═══ Records for processing ═══

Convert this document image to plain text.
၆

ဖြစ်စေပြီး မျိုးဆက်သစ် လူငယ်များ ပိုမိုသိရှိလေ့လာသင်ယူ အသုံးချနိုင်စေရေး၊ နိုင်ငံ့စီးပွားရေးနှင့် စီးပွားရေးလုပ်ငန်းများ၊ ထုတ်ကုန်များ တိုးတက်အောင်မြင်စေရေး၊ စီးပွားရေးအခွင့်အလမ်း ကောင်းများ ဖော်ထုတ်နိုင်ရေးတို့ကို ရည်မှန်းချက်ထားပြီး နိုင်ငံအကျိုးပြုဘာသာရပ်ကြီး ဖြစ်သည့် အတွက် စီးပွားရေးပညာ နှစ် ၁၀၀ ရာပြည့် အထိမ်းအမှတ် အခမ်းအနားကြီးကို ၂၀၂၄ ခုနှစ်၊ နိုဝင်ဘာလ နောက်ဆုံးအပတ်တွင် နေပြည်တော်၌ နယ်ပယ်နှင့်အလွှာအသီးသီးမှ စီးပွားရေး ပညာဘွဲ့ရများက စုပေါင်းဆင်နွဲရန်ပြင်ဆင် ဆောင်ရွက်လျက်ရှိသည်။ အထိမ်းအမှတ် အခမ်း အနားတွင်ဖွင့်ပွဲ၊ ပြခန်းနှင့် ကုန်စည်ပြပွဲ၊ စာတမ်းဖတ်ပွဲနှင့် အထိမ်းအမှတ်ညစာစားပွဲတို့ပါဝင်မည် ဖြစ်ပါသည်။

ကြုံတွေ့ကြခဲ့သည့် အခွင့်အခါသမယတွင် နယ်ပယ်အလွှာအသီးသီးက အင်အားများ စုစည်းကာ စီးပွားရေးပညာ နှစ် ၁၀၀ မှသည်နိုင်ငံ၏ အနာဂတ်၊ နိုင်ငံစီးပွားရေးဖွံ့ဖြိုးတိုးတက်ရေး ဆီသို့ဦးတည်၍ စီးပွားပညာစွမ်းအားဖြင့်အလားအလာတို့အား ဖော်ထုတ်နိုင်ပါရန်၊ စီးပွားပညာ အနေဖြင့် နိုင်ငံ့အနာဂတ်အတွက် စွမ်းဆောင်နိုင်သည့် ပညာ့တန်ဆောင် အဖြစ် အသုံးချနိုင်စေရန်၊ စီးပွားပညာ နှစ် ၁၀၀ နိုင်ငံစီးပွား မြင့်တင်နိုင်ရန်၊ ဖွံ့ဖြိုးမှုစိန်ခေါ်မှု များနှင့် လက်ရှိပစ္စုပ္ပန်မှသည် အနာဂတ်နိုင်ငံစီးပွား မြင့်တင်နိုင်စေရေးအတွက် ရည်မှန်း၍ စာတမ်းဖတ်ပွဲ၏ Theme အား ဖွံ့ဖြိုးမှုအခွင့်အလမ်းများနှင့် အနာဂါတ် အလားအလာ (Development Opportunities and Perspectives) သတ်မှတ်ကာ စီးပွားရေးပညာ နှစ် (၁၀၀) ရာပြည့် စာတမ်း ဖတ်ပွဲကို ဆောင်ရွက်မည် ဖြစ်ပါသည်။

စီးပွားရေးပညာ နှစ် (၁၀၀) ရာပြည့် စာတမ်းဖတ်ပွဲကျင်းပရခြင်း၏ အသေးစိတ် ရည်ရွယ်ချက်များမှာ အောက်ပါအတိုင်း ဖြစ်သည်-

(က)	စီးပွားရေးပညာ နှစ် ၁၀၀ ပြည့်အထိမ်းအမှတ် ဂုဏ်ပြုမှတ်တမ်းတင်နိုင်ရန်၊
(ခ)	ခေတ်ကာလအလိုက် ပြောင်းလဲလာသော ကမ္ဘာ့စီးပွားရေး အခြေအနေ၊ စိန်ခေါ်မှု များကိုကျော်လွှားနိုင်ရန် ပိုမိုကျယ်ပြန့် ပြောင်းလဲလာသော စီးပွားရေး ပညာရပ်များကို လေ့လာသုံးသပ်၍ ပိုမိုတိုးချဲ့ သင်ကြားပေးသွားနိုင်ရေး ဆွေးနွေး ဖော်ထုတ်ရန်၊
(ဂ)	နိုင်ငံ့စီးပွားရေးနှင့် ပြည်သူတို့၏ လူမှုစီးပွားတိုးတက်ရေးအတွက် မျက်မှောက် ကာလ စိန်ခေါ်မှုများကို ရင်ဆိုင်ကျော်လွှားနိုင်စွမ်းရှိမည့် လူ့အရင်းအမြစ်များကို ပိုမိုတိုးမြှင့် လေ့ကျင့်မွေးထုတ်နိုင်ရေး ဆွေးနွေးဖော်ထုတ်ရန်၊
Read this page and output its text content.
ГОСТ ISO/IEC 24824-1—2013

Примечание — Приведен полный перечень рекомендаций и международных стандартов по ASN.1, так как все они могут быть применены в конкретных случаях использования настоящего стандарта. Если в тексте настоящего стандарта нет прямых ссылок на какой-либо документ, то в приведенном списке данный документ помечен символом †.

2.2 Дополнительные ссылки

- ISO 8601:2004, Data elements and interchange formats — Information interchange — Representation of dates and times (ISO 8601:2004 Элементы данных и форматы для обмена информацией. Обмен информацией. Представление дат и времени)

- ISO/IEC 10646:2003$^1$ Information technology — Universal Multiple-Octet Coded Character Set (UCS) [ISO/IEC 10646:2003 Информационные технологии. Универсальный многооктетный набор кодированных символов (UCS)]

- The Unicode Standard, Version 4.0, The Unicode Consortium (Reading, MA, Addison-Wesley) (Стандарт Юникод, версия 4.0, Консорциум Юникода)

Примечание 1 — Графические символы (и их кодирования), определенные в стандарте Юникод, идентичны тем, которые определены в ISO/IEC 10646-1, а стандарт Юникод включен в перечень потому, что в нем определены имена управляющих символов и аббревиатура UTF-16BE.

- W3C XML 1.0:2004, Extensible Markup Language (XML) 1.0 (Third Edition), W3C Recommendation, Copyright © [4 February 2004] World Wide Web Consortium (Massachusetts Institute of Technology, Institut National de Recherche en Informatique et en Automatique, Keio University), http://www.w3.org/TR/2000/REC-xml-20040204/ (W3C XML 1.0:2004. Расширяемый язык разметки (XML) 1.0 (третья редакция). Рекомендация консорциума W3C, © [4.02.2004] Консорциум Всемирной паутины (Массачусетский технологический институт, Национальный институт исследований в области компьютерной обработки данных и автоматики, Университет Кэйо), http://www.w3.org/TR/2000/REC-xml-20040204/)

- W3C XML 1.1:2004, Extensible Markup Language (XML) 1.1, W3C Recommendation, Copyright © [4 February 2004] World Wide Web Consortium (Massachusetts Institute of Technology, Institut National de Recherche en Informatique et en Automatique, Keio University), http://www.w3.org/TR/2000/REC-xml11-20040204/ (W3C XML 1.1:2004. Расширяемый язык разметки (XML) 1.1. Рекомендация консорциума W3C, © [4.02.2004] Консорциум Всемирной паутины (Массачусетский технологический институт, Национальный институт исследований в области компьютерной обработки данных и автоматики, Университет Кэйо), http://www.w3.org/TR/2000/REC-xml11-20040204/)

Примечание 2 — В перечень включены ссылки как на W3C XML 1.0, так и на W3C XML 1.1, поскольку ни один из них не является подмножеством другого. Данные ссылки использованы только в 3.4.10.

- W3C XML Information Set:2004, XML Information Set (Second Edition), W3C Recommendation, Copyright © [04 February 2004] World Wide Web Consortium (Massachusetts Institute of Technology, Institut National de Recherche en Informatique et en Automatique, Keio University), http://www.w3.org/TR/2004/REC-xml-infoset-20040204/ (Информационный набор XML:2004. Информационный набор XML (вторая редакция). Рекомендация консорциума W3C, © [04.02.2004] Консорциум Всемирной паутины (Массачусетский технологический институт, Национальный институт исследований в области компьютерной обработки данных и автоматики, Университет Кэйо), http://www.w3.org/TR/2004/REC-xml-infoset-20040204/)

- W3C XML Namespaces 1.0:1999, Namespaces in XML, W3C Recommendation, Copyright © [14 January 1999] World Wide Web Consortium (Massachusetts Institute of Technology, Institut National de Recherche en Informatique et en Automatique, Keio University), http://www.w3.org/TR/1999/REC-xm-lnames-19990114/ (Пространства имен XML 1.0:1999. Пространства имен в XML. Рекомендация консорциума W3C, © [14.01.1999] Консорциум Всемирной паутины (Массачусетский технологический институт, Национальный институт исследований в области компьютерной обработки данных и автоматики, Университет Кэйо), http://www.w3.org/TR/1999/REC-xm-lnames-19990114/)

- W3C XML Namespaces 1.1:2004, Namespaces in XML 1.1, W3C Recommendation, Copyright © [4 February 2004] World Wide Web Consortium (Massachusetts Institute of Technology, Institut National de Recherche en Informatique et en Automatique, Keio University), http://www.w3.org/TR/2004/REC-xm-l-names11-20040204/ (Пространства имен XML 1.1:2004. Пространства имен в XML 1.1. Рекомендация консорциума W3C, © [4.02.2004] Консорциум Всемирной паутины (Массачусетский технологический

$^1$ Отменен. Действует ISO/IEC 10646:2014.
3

═══

Prompt »
Collect the lines of the data that carry the word "Юникод".

Answer for the task »
- The Unicode Standard, Version 4.0, The Unicode Consortium (Reading, MA, Addison-Wesley) (Стандарт Юникод, версия 4.0, Консорциум Юникода)
Примечание 1 — Графические символы (и их кодирования), определенные в стандарте Юникод, идентичны тем, которые определены в ISO/IEC 10646-1, а стандарт Юникод включен в перечень потому, что в нем определены имена управляющих символов и аббревиатура UTF-16BE.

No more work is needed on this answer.